CHALLENGE: Please count the lines below that contain the word "الأغالبة", and reply with that number alone.

Stored entries
[START]

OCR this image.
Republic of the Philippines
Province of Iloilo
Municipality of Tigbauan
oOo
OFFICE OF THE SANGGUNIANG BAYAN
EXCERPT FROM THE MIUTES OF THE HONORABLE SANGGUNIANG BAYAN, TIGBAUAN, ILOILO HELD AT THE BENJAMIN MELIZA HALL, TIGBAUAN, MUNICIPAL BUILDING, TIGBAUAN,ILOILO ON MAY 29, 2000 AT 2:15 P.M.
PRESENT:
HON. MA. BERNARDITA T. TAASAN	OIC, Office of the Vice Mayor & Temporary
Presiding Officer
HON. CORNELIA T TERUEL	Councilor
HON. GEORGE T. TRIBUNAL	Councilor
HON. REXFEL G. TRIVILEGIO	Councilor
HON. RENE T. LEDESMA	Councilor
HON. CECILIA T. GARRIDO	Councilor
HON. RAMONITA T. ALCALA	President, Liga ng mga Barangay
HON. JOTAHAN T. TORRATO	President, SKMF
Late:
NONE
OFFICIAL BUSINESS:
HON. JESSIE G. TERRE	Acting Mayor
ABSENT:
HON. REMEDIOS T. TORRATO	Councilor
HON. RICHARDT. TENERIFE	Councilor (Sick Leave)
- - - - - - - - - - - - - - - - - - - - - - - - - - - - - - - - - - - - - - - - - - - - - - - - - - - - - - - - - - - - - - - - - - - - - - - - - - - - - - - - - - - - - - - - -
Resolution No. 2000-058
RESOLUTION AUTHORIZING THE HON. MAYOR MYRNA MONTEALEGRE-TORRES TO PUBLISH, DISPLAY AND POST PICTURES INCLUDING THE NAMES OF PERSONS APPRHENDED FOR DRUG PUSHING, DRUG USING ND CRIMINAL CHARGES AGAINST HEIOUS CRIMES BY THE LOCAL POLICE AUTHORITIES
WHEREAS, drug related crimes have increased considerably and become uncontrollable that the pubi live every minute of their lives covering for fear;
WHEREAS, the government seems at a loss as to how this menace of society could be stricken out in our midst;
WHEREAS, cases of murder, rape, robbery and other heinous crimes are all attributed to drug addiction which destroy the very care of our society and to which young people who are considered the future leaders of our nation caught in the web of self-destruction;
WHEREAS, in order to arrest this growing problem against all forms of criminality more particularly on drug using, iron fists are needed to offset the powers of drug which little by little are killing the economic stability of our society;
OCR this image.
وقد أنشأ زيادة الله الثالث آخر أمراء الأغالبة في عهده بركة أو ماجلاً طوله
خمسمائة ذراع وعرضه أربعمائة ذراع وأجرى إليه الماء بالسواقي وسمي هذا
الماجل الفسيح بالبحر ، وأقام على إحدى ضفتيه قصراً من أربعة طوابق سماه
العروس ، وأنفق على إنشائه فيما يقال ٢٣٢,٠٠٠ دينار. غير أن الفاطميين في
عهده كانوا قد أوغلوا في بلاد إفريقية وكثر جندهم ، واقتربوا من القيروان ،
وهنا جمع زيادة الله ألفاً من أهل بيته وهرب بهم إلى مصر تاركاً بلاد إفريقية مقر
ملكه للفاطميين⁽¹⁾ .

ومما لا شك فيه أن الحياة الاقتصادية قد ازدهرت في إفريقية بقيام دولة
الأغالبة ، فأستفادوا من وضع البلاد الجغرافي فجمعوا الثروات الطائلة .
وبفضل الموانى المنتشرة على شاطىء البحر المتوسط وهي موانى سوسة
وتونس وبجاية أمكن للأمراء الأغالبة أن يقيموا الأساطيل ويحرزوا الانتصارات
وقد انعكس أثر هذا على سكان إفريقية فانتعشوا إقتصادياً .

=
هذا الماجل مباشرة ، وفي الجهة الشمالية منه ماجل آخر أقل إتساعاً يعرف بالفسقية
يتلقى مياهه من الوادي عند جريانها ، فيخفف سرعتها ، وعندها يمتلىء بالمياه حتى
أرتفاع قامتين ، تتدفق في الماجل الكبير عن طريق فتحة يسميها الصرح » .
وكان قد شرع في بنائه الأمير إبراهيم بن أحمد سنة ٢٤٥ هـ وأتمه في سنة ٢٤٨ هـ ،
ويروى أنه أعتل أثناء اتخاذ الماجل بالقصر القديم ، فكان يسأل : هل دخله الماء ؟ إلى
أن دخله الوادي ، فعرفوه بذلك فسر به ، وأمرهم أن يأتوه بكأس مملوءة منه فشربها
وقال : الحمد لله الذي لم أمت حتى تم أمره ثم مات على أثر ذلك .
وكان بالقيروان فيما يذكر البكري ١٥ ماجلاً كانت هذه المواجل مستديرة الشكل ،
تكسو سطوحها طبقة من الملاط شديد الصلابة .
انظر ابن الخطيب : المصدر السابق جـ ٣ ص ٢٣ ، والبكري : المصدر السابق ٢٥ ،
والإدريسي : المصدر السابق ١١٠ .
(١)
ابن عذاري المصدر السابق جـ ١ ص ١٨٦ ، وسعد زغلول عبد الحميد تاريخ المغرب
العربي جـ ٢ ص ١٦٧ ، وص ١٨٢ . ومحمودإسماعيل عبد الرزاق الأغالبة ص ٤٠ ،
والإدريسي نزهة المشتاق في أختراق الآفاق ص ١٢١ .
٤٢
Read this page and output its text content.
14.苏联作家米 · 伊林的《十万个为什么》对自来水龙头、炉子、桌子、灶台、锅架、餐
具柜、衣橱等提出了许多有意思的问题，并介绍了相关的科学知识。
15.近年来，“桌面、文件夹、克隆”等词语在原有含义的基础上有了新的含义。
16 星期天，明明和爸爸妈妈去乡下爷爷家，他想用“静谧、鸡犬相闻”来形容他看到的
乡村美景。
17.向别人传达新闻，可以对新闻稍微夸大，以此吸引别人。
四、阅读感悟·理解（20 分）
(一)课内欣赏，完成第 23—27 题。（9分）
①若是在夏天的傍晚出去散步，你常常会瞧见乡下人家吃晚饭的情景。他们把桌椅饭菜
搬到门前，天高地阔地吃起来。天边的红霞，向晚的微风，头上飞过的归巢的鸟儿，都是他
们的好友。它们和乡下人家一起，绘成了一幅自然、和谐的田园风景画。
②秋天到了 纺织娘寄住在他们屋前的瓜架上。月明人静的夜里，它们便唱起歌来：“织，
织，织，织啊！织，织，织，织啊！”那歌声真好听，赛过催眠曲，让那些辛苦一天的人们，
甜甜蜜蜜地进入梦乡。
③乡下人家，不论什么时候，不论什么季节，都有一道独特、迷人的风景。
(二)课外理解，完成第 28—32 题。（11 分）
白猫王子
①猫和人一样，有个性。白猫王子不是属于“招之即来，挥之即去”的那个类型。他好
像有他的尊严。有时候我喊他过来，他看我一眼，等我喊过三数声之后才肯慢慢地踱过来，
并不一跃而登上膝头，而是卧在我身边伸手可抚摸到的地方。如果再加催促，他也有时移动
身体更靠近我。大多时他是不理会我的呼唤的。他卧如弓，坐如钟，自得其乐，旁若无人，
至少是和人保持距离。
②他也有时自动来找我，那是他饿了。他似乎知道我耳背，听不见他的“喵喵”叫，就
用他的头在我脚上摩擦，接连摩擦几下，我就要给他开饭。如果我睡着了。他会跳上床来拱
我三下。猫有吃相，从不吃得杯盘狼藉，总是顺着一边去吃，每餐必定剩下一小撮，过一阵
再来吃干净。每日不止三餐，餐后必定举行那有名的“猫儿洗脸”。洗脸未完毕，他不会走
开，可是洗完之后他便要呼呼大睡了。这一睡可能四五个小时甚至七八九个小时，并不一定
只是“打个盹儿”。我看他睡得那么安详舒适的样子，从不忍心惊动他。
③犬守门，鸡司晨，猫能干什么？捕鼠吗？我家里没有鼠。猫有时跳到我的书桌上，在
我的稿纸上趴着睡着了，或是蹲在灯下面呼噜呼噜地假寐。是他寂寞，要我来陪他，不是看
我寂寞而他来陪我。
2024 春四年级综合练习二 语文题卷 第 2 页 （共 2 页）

[END]

EXERCISE RESPONSE: 4